WHAT IS REQUIRED: Skip the pictures and quote all of the lines exactly.

PROVIDED DATA:
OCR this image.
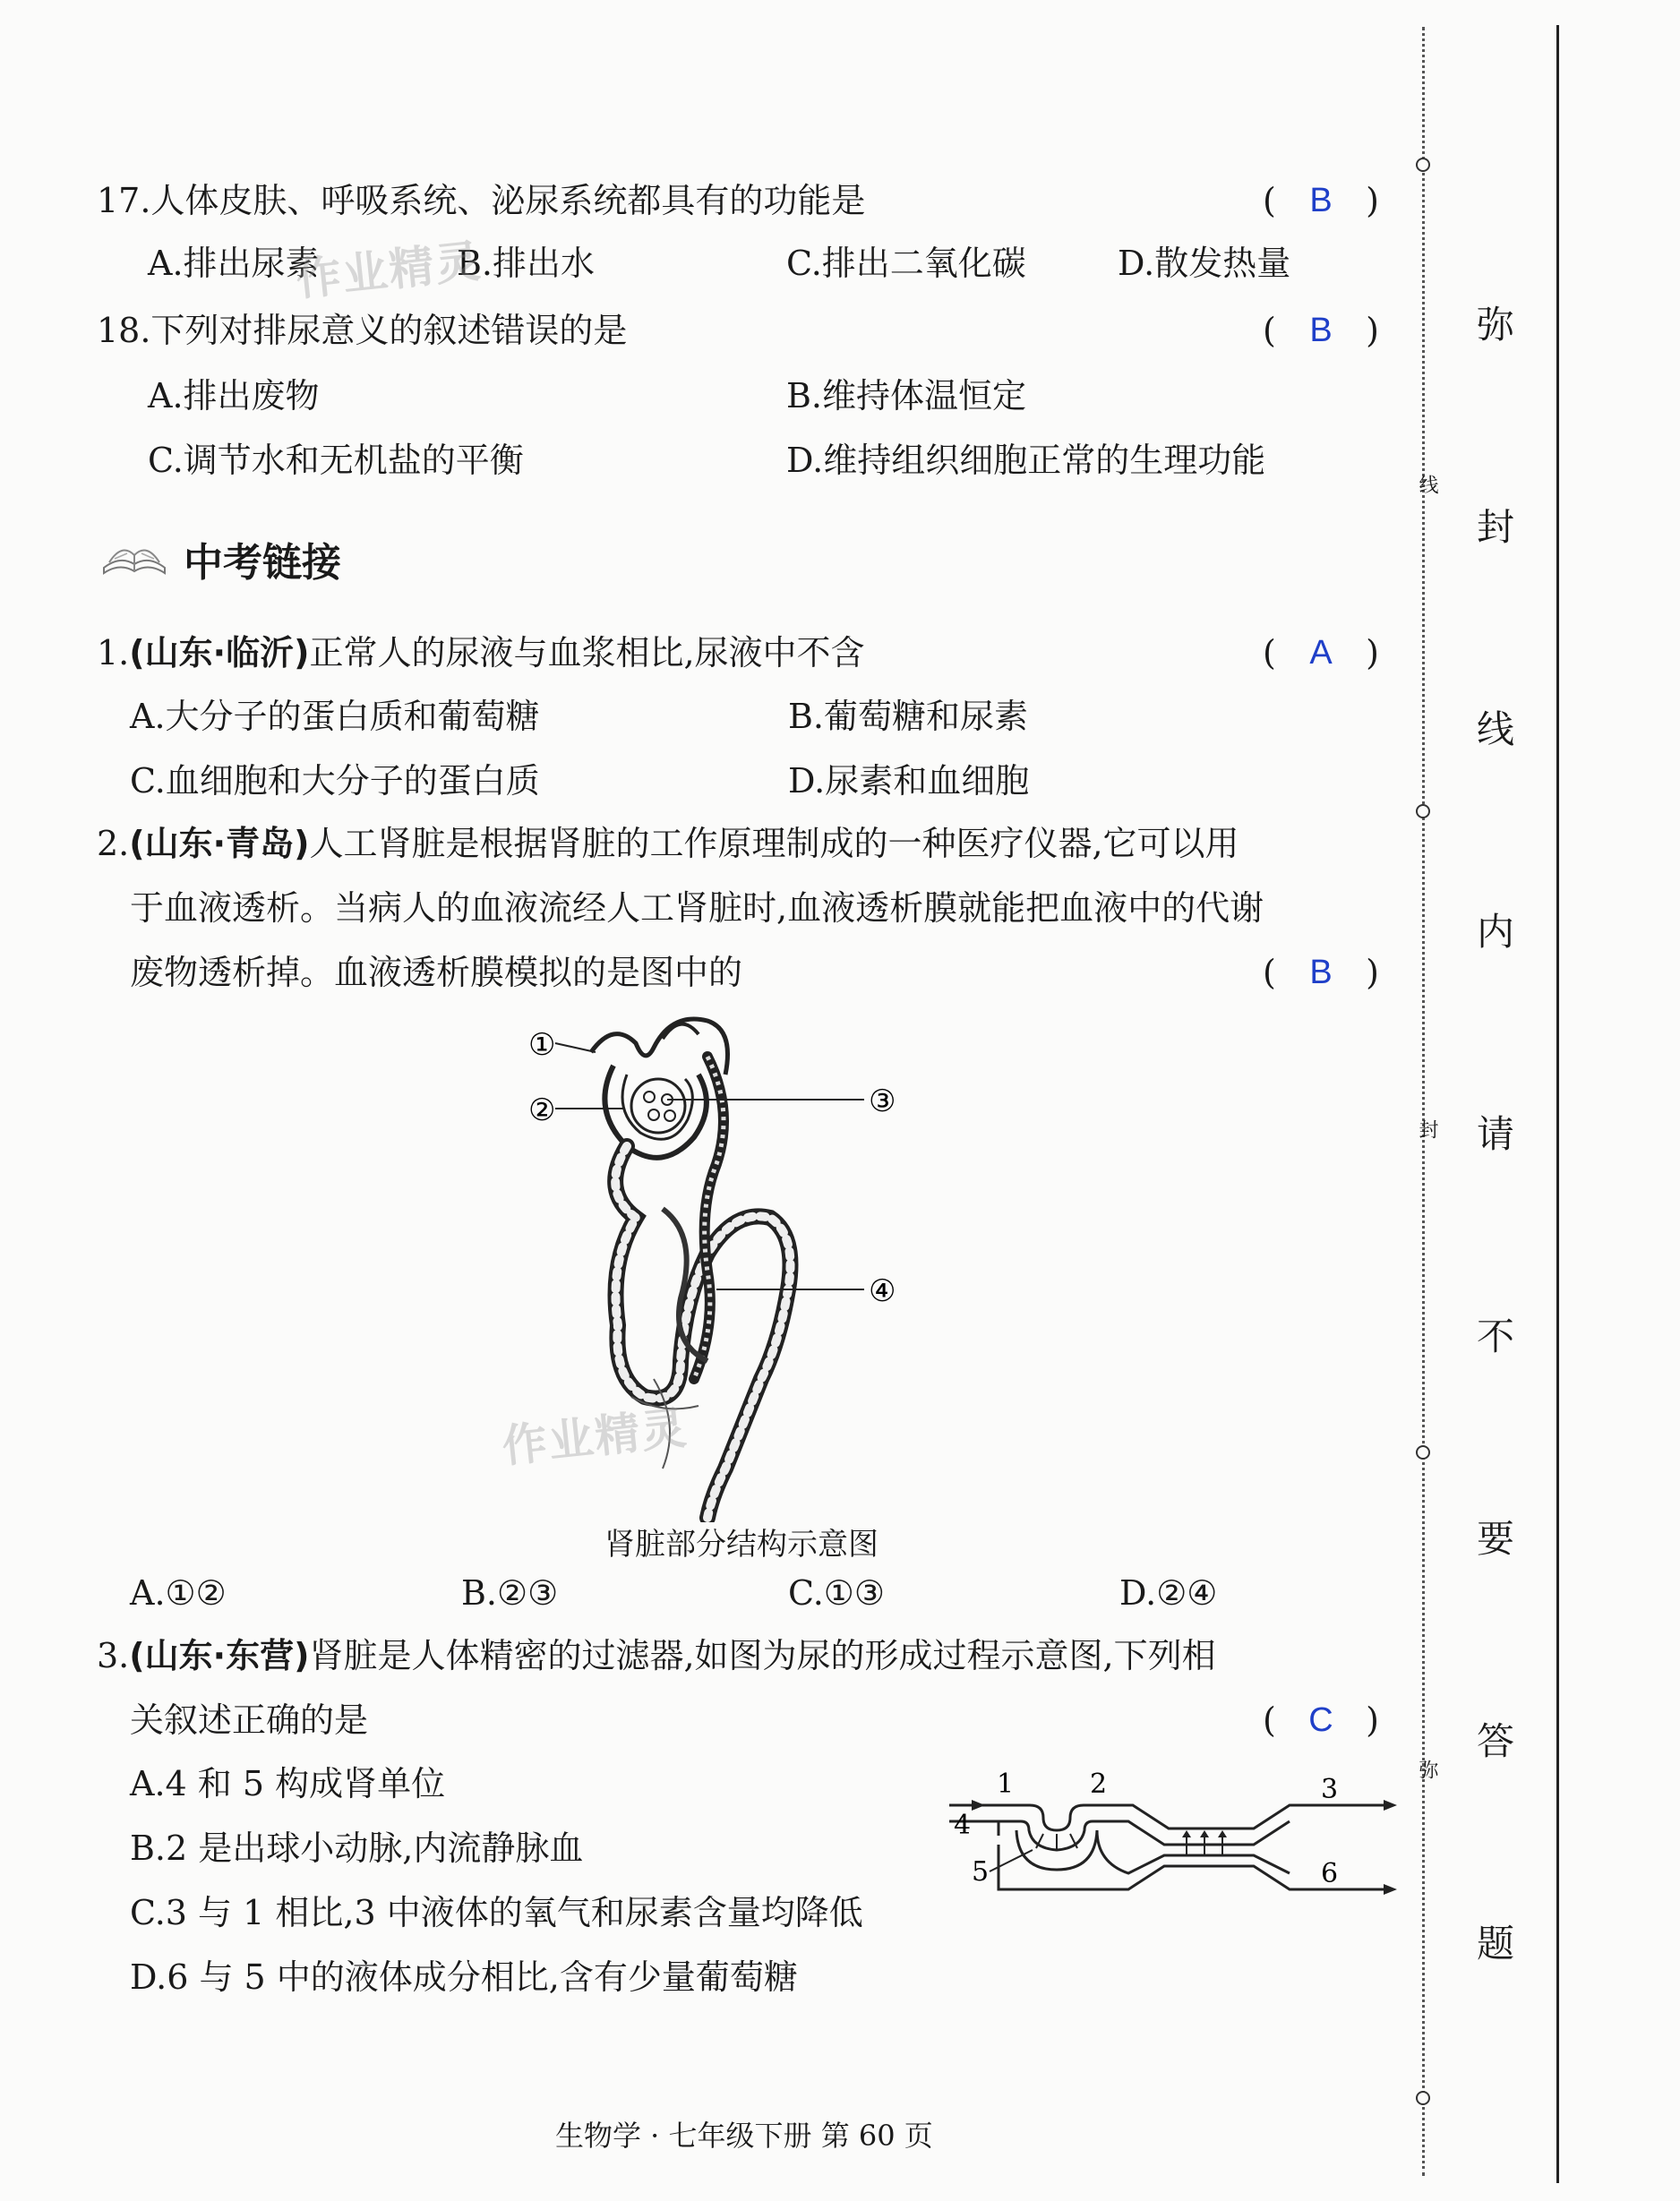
17.人体皮肤、呼吸系统、泌尿系统都具有的功能是	( B )
A.排出尿素	B.排出水	C.排出二氧化碳	D.散发热量
作业精灵
18.下列对排尿意义的叙述错误的是	( B )
A.排出废物	B.维持体温恒定
C.调节水和无机盐的平衡	D.维持组织细胞正常的生理功能
中考链接
1.(山东·临沂)正常人的尿液与血浆相比,尿液中不含	( A )
A.大分子的蛋白质和葡萄糖	B.葡萄糖和尿素
C.血细胞和大分子的蛋白质	D.尿素和血细胞
2.(山东·青岛)人工肾脏是根据肾脏的工作原理制成的一种医疗仪器,它可以用
于血液透析。当病人的血液流经人工肾脏时,血液透析膜就能把血液中的代谢
废物透析掉。血液透析膜模拟的是图中的	( B )
①
②	③
④
作业精灵
肾脏部分结构示意图
A.①②	B.②③	C.①③	D.②④
3.(山东·东营)肾脏是人体精密的过滤器,如图为尿的形成过程示意图,下列相
关叙述正确的是	( C )
A.4 和 5 构成肾单位
B.2 是出球小动脉,内流静脉血
C.3 与 1 相比,3 中液体的氧气和尿素含量均降低
D.6 与 5 中的液体成分相比,含有少量葡萄糖
1	2	3
4
5	6
生物学 · 七年级下册 第 60 页
线
封
弥
弥
封
线
内
请
不
要
答
题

SOLVED EXERCISE:
OCR this image.
17.人体皮肤、呼吸系统、泌尿系统都具有的功能是	( B )
A.排出尿素	B.排出水	C.排出二氧化碳	D.散发热量
作业精灵
18.下列对排尿意义的叙述错误的是	( B )
A.排出废物	B.维持体温恒定
C.调节水和无机盐的平衡	D.维持组织细胞正常的生理功能
中考链接
1.(山东·临沂)正常人的尿液与血浆相比,尿液中不含	( A )
A.大分子的蛋白质和葡萄糖	B.葡萄糖和尿素
C.血细胞和大分子的蛋白质	D.尿素和血细胞
2.(山东·青岛)人工肾脏是根据肾脏的工作原理制成的一种医疗仪器,它可以用
于血液透析。当病人的血液流经人工肾脏时,血液透析膜就能把血液中的代谢
废物透析掉。血液透析膜模拟的是图中的	( B )
①
②	③
④
作业精灵
肾脏部分结构示意图
A.①②	B.②③	C.①③	D.②④
3.(山东·东营)肾脏是人体精密的过滤器,如图为尿的形成过程示意图,下列相
关叙述正确的是	( C )
A.4 和 5 构成肾单位
B.2 是出球小动脉,内流静脉血
C.3 与 1 相比,3 中液体的氧气和尿素含量均降低
D.6 与 5 中的液体成分相比,含有少量葡萄糖
1	2	3
4
5	6
生物学 · 七年级下册 第 60 页
线
封
弥
弥
封
线
内
请
不
要
答
题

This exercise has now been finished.